Items listed in a dataset:
------------

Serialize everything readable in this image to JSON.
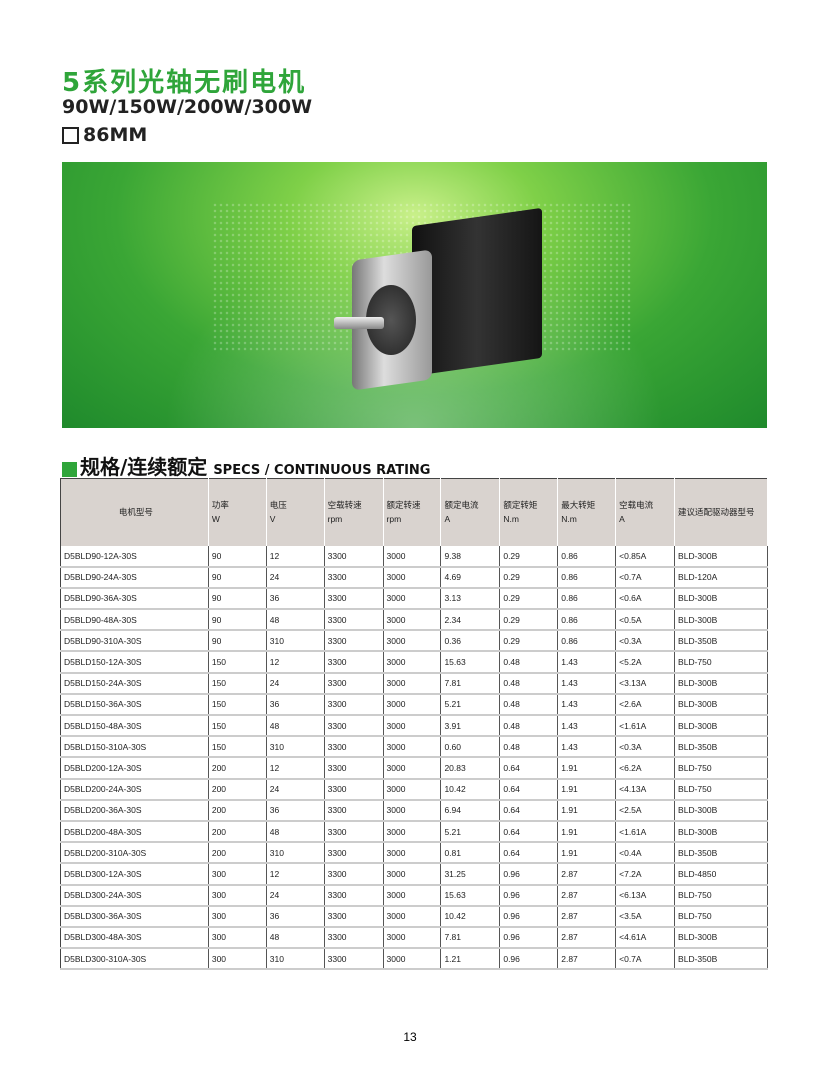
{
  "title": "5系列光轴无刷电机",
  "power_range": "90W/150W/200W/300W",
  "size": "86MM",
  "section": {
    "cn": "规格/连续额定",
    "en": "SPECS / CONTINUOUS RATING"
  },
  "table": {
    "headers": [
      [
        "电机型号",
        ""
      ],
      [
        "功率",
        "W"
      ],
      [
        "电压",
        "V"
      ],
      [
        "空载转速",
        "rpm"
      ],
      [
        "额定转速",
        "rpm"
      ],
      [
        "额定电流",
        "A"
      ],
      [
        "额定转矩",
        "N.m"
      ],
      [
        "最大转矩",
        "N.m"
      ],
      [
        "空载电流",
        "A"
      ],
      [
        "建议适配驱动器型号",
        ""
      ]
    ],
    "rows": [
      [
        "D5BLD90-12A-30S",
        "90",
        "12",
        "3300",
        "3000",
        "9.38",
        "0.29",
        "0.86",
        "<0.85A",
        "BLD-300B"
      ],
      [
        "D5BLD90-24A-30S",
        "90",
        "24",
        "3300",
        "3000",
        "4.69",
        "0.29",
        "0.86",
        "<0.7A",
        "BLD-120A"
      ],
      [
        "D5BLD90-36A-30S",
        "90",
        "36",
        "3300",
        "3000",
        "3.13",
        "0.29",
        "0.86",
        "<0.6A",
        "BLD-300B"
      ],
      [
        "D5BLD90-48A-30S",
        "90",
        "48",
        "3300",
        "3000",
        "2.34",
        "0.29",
        "0.86",
        "<0.5A",
        "BLD-300B"
      ],
      [
        "D5BLD90-310A-30S",
        "90",
        "310",
        "3300",
        "3000",
        "0.36",
        "0.29",
        "0.86",
        "<0.3A",
        "BLD-350B"
      ],
      [
        "D5BLD150-12A-30S",
        "150",
        "12",
        "3300",
        "3000",
        "15.63",
        "0.48",
        "1.43",
        "<5.2A",
        "BLD-750"
      ],
      [
        "D5BLD150-24A-30S",
        "150",
        "24",
        "3300",
        "3000",
        "7.81",
        "0.48",
        "1.43",
        "<3.13A",
        "BLD-300B"
      ],
      [
        "D5BLD150-36A-30S",
        "150",
        "36",
        "3300",
        "3000",
        "5.21",
        "0.48",
        "1.43",
        "<2.6A",
        "BLD-300B"
      ],
      [
        "D5BLD150-48A-30S",
        "150",
        "48",
        "3300",
        "3000",
        "3.91",
        "0.48",
        "1.43",
        "<1.61A",
        "BLD-300B"
      ],
      [
        "D5BLD150-310A-30S",
        "150",
        "310",
        "3300",
        "3000",
        "0.60",
        "0.48",
        "1.43",
        "<0.3A",
        "BLD-350B"
      ],
      [
        "D5BLD200-12A-30S",
        "200",
        "12",
        "3300",
        "3000",
        "20.83",
        "0.64",
        "1.91",
        "<6.2A",
        "BLD-750"
      ],
      [
        "D5BLD200-24A-30S",
        "200",
        "24",
        "3300",
        "3000",
        "10.42",
        "0.64",
        "1.91",
        "<4.13A",
        "BLD-750"
      ],
      [
        "D5BLD200-36A-30S",
        "200",
        "36",
        "3300",
        "3000",
        "6.94",
        "0.64",
        "1.91",
        "<2.5A",
        "BLD-300B"
      ],
      [
        "D5BLD200-48A-30S",
        "200",
        "48",
        "3300",
        "3000",
        "5.21",
        "0.64",
        "1.91",
        "<1.61A",
        "BLD-300B"
      ],
      [
        "D5BLD200-310A-30S",
        "200",
        "310",
        "3300",
        "3000",
        "0.81",
        "0.64",
        "1.91",
        "<0.4A",
        "BLD-350B"
      ],
      [
        "D5BLD300-12A-30S",
        "300",
        "12",
        "3300",
        "3000",
        "31.25",
        "0.96",
        "2.87",
        "<7.2A",
        "BLD-4850"
      ],
      [
        "D5BLD300-24A-30S",
        "300",
        "24",
        "3300",
        "3000",
        "15.63",
        "0.96",
        "2.87",
        "<6.13A",
        "BLD-750"
      ],
      [
        "D5BLD300-36A-30S",
        "300",
        "36",
        "3300",
        "3000",
        "10.42",
        "0.96",
        "2.87",
        "<3.5A",
        "BLD-750"
      ],
      [
        "D5BLD300-48A-30S",
        "300",
        "48",
        "3300",
        "3000",
        "7.81",
        "0.96",
        "2.87",
        "<4.61A",
        "BLD-300B"
      ],
      [
        "D5BLD300-310A-30S",
        "300",
        "310",
        "3300",
        "3000",
        "1.21",
        "0.96",
        "2.87",
        "<0.7A",
        "BLD-350B"
      ]
    ]
  },
  "page_number": "13",
  "colors": {
    "brand_green": "#2fa53a",
    "header_bg": "#d9d3cf"
  }
}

------------

Leave the pictures out and reproduce all of the records exactly.

Serialize everything readable in this image to JSON.
{
  "title": "5系列光轴无刷电机",
  "power_range": "90W/150W/200W/300W",
  "size": "86MM",
  "section": {
    "cn": "规格/连续额定",
    "en": "SPECS / CONTINUOUS RATING"
  },
  "table": {
    "headers": [
      [
        "电机型号",
        ""
      ],
      [
        "功率",
        "W"
      ],
      [
        "电压",
        "V"
      ],
      [
        "空载转速",
        "rpm"
      ],
      [
        "额定转速",
        "rpm"
      ],
      [
        "额定电流",
        "A"
      ],
      [
        "额定转矩",
        "N.m"
      ],
      [
        "最大转矩",
        "N.m"
      ],
      [
        "空载电流",
        "A"
      ],
      [
        "建议适配驱动器型号",
        ""
      ]
    ],
    "rows": [
      [
        "D5BLD90-12A-30S",
        "90",
        "12",
        "3300",
        "3000",
        "9.38",
        "0.29",
        "0.86",
        "<0.85A",
        "BLD-300B"
      ],
      [
        "D5BLD90-24A-30S",
        "90",
        "24",
        "3300",
        "3000",
        "4.69",
        "0.29",
        "0.86",
        "<0.7A",
        "BLD-120A"
      ],
      [
        "D5BLD90-36A-30S",
        "90",
        "36",
        "3300",
        "3000",
        "3.13",
        "0.29",
        "0.86",
        "<0.6A",
        "BLD-300B"
      ],
      [
        "D5BLD90-48A-30S",
        "90",
        "48",
        "3300",
        "3000",
        "2.34",
        "0.29",
        "0.86",
        "<0.5A",
        "BLD-300B"
      ],
      [
        "D5BLD90-310A-30S",
        "90",
        "310",
        "3300",
        "3000",
        "0.36",
        "0.29",
        "0.86",
        "<0.3A",
        "BLD-350B"
      ],
      [
        "D5BLD150-12A-30S",
        "150",
        "12",
        "3300",
        "3000",
        "15.63",
        "0.48",
        "1.43",
        "<5.2A",
        "BLD-750"
      ],
      [
        "D5BLD150-24A-30S",
        "150",
        "24",
        "3300",
        "3000",
        "7.81",
        "0.48",
        "1.43",
        "<3.13A",
        "BLD-300B"
      ],
      [
        "D5BLD150-36A-30S",
        "150",
        "36",
        "3300",
        "3000",
        "5.21",
        "0.48",
        "1.43",
        "<2.6A",
        "BLD-300B"
      ],
      [
        "D5BLD150-48A-30S",
        "150",
        "48",
        "3300",
        "3000",
        "3.91",
        "0.48",
        "1.43",
        "<1.61A",
        "BLD-300B"
      ],
      [
        "D5BLD150-310A-30S",
        "150",
        "310",
        "3300",
        "3000",
        "0.60",
        "0.48",
        "1.43",
        "<0.3A",
        "BLD-350B"
      ],
      [
        "D5BLD200-12A-30S",
        "200",
        "12",
        "3300",
        "3000",
        "20.83",
        "0.64",
        "1.91",
        "<6.2A",
        "BLD-750"
      ],
      [
        "D5BLD200-24A-30S",
        "200",
        "24",
        "3300",
        "3000",
        "10.42",
        "0.64",
        "1.91",
        "<4.13A",
        "BLD-750"
      ],
      [
        "D5BLD200-36A-30S",
        "200",
        "36",
        "3300",
        "3000",
        "6.94",
        "0.64",
        "1.91",
        "<2.5A",
        "BLD-300B"
      ],
      [
        "D5BLD200-48A-30S",
        "200",
        "48",
        "3300",
        "3000",
        "5.21",
        "0.64",
        "1.91",
        "<1.61A",
        "BLD-300B"
      ],
      [
        "D5BLD200-310A-30S",
        "200",
        "310",
        "3300",
        "3000",
        "0.81",
        "0.64",
        "1.91",
        "<0.4A",
        "BLD-350B"
      ],
      [
        "D5BLD300-12A-30S",
        "300",
        "12",
        "3300",
        "3000",
        "31.25",
        "0.96",
        "2.87",
        "<7.2A",
        "BLD-4850"
      ],
      [
        "D5BLD300-24A-30S",
        "300",
        "24",
        "3300",
        "3000",
        "15.63",
        "0.96",
        "2.87",
        "<6.13A",
        "BLD-750"
      ],
      [
        "D5BLD300-36A-30S",
        "300",
        "36",
        "3300",
        "3000",
        "10.42",
        "0.96",
        "2.87",
        "<3.5A",
        "BLD-750"
      ],
      [
        "D5BLD300-48A-30S",
        "300",
        "48",
        "3300",
        "3000",
        "7.81",
        "0.96",
        "2.87",
        "<4.61A",
        "BLD-300B"
      ],
      [
        "D5BLD300-310A-30S",
        "300",
        "310",
        "3300",
        "3000",
        "1.21",
        "0.96",
        "2.87",
        "<0.7A",
        "BLD-350B"
      ]
    ]
  },
  "page_number": "13",
  "colors": {
    "brand_green": "#2fa53a",
    "header_bg": "#d9d3cf"
  }
}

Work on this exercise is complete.